> [DATA FOR THIS EXERCISE]
□ □ □ □ □ □ □

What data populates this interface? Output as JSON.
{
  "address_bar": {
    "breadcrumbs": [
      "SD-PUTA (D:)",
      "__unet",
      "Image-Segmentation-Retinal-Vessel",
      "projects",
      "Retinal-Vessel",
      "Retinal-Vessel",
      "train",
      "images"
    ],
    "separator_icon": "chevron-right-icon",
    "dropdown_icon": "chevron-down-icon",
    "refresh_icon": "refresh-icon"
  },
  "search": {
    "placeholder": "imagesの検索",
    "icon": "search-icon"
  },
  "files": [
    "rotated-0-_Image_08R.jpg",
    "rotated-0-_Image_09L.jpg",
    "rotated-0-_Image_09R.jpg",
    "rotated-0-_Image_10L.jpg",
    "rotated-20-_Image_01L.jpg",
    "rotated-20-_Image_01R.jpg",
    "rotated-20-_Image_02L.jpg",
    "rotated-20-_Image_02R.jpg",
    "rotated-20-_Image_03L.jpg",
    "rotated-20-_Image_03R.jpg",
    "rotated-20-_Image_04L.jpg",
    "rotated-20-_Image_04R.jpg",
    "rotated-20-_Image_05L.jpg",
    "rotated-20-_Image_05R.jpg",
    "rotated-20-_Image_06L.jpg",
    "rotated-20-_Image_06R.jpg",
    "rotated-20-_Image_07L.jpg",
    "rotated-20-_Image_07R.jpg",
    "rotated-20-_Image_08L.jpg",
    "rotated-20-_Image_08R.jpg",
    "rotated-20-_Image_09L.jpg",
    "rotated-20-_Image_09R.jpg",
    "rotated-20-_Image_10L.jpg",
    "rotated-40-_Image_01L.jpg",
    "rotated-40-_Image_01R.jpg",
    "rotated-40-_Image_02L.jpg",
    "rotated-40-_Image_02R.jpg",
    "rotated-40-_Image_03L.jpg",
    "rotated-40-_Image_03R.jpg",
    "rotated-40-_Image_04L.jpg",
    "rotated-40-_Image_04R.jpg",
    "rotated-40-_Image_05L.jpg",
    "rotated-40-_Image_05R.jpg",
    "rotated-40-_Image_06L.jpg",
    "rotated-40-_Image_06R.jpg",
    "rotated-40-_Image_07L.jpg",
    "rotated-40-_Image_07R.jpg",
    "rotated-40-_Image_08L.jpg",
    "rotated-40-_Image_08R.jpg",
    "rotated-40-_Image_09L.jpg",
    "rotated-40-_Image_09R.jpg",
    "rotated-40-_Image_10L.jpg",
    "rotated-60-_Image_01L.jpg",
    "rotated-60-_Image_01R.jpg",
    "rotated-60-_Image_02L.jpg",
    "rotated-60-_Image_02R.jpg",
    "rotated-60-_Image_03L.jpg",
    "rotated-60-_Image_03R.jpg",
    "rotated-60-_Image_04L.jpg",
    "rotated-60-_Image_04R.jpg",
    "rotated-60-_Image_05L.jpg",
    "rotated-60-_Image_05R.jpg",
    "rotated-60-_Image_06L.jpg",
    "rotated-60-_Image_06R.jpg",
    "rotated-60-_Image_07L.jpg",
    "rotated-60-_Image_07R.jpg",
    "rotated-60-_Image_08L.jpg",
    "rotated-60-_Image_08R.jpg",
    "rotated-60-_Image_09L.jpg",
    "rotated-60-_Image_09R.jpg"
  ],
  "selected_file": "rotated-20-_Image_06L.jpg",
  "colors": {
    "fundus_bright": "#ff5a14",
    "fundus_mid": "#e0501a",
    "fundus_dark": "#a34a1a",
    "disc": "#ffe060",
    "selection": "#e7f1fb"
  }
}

□ □ □ □ □ □ □

> [EXERCISE PROMPT] Return the listing above in full, character for character.

> [SOLUTION TO THE PROBLEM]
What data populates this interface? Output as JSON.
{
  "address_bar": {
    "breadcrumbs": [
      "SD-PUTA (D:)",
      "__unet",
      "Image-Segmentation-Retinal-Vessel",
      "projects",
      "Retinal-Vessel",
      "Retinal-Vessel",
      "train",
      "images"
    ],
    "separator_icon": "chevron-right-icon",
    "dropdown_icon": "chevron-down-icon",
    "refresh_icon": "refresh-icon"
  },
  "search": {
    "placeholder": "imagesの検索",
    "icon": "search-icon"
  },
  "files": [
    "rotated-0-_Image_08R.jpg",
    "rotated-0-_Image_09L.jpg",
    "rotated-0-_Image_09R.jpg",
    "rotated-0-_Image_10L.jpg",
    "rotated-20-_Image_01L.jpg",
    "rotated-20-_Image_01R.jpg",
    "rotated-20-_Image_02L.jpg",
    "rotated-20-_Image_02R.jpg",
    "rotated-20-_Image_03L.jpg",
    "rotated-20-_Image_03R.jpg",
    "rotated-20-_Image_04L.jpg",
    "rotated-20-_Image_04R.jpg",
    "rotated-20-_Image_05L.jpg",
    "rotated-20-_Image_05R.jpg",
    "rotated-20-_Image_06L.jpg",
    "rotated-20-_Image_06R.jpg",
    "rotated-20-_Image_07L.jpg",
    "rotated-20-_Image_07R.jpg",
    "rotated-20-_Image_08L.jpg",
    "rotated-20-_Image_08R.jpg",
    "rotated-20-_Image_09L.jpg",
    "rotated-20-_Image_09R.jpg",
    "rotated-20-_Image_10L.jpg",
    "rotated-40-_Image_01L.jpg",
    "rotated-40-_Image_01R.jpg",
    "rotated-40-_Image_02L.jpg",
    "rotated-40-_Image_02R.jpg",
    "rotated-40-_Image_03L.jpg",
    "rotated-40-_Image_03R.jpg",
    "rotated-40-_Image_04L.jpg",
    "rotated-40-_Image_04R.jpg",
    "rotated-40-_Image_05L.jpg",
    "rotated-40-_Image_05R.jpg",
    "rotated-40-_Image_06L.jpg",
    "rotated-40-_Image_06R.jpg",
    "rotated-40-_Image_07L.jpg",
    "rotated-40-_Image_07R.jpg",
    "rotated-40-_Image_08L.jpg",
    "rotated-40-_Image_08R.jpg",
    "rotated-40-_Image_09L.jpg",
    "rotated-40-_Image_09R.jpg",
    "rotated-40-_Image_10L.jpg",
    "rotated-60-_Image_01L.jpg",
    "rotated-60-_Image_01R.jpg",
    "rotated-60-_Image_02L.jpg",
    "rotated-60-_Image_02R.jpg",
    "rotated-60-_Image_03L.jpg",
    "rotated-60-_Image_03R.jpg",
    "rotated-60-_Image_04L.jpg",
    "rotated-60-_Image_04R.jpg",
    "rotated-60-_Image_05L.jpg",
    "rotated-60-_Image_05R.jpg",
    "rotated-60-_Image_06L.jpg",
    "rotated-60-_Image_06R.jpg",
    "rotated-60-_Image_07L.jpg",
    "rotated-60-_Image_07R.jpg",
    "rotated-60-_Image_08L.jpg",
    "rotated-60-_Image_08R.jpg",
    "rotated-60-_Image_09L.jpg",
    "rotated-60-_Image_09R.jpg"
  ],
  "selected_file": "rotated-20-_Image_06L.jpg",
  "colors": {
    "fundus_bright": "#ff5a14",
    "fundus_mid": "#e0501a",
    "fundus_dark": "#a34a1a",
    "disc": "#ffe060",
    "selection": "#e7f1fb"
  }
}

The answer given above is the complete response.